- GIVEN TASK
All entries below are to be set down again, identical to the source.

- INFORMATION GIVEN
|---|
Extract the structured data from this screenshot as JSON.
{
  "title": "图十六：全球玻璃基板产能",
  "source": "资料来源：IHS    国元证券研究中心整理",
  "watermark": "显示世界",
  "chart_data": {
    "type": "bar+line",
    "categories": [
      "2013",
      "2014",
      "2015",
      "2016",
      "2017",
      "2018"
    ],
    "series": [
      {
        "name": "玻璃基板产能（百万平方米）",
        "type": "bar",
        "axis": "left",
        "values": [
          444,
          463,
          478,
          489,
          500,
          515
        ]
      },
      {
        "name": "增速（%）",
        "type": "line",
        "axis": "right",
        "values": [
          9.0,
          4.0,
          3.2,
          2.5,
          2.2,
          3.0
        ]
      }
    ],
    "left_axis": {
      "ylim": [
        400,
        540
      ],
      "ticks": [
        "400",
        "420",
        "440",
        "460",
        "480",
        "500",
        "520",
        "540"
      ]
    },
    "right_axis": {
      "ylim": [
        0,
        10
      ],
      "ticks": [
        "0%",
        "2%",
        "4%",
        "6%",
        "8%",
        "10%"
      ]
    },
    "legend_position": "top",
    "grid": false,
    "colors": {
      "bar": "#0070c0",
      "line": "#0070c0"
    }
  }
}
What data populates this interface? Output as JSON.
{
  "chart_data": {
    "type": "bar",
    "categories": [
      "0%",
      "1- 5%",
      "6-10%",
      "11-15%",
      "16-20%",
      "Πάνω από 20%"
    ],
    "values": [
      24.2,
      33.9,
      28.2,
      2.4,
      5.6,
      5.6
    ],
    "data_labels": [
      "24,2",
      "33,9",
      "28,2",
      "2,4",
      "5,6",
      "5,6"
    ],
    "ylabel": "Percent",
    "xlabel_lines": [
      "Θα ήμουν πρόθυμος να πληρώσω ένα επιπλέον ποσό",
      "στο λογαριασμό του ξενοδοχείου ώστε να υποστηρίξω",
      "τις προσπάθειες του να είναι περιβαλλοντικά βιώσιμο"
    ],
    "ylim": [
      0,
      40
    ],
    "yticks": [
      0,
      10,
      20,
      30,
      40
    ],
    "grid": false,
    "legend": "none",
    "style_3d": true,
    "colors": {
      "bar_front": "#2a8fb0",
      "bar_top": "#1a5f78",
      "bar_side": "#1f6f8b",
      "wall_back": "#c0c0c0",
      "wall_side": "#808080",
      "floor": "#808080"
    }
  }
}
|---|
- EXPECTED ANSWER
Extract the structured data from this screenshot as JSON.
{
  "title": "图十六：全球玻璃基板产能",
  "source": "资料来源：IHS    国元证券研究中心整理",
  "watermark": "显示世界",
  "chart_data": {
    "type": "bar+line",
    "categories": [
      "2013",
      "2014",
      "2015",
      "2016",
      "2017",
      "2018"
    ],
    "series": [
      {
        "name": "玻璃基板产能（百万平方米）",
        "type": "bar",
        "axis": "left",
        "values": [
          444,
          463,
          478,
          489,
          500,
          515
        ]
      },
      {
        "name": "增速（%）",
        "type": "line",
        "axis": "right",
        "values": [
          9.0,
          4.0,
          3.2,
          2.5,
          2.2,
          3.0
        ]
      }
    ],
    "left_axis": {
      "ylim": [
        400,
        540
      ],
      "ticks": [
        "400",
        "420",
        "440",
        "460",
        "480",
        "500",
        "520",
        "540"
      ]
    },
    "right_axis": {
      "ylim": [
        0,
        10
      ],
      "ticks": [
        "0%",
        "2%",
        "4%",
        "6%",
        "8%",
        "10%"
      ]
    },
    "legend_position": "top",
    "grid": false,
    "colors": {
      "bar": "#0070c0",
      "line": "#0070c0"
    }
  }
}
What data populates this interface? Output as JSON.
{
  "chart_data": {
    "type": "bar",
    "categories": [
      "0%",
      "1- 5%",
      "6-10%",
      "11-15%",
      "16-20%",
      "Πάνω από 20%"
    ],
    "values": [
      24.2,
      33.9,
      28.2,
      2.4,
      5.6,
      5.6
    ],
    "data_labels": [
      "24,2",
      "33,9",
      "28,2",
      "2,4",
      "5,6",
      "5,6"
    ],
    "ylabel": "Percent",
    "xlabel_lines": [
      "Θα ήμουν πρόθυμος να πληρώσω ένα επιπλέον ποσό",
      "στο λογαριασμό του ξενοδοχείου ώστε να υποστηρίξω",
      "τις προσπάθειες του να είναι περιβαλλοντικά βιώσιμο"
    ],
    "ylim": [
      0,
      40
    ],
    "yticks": [
      0,
      10,
      20,
      30,
      40
    ],
    "grid": false,
    "legend": "none",
    "style_3d": true,
    "colors": {
      "bar_front": "#2a8fb0",
      "bar_top": "#1a5f78",
      "bar_side": "#1f6f8b",
      "wall_back": "#c0c0c0",
      "wall_side": "#808080",
      "floor": "#808080"
    }
  }
}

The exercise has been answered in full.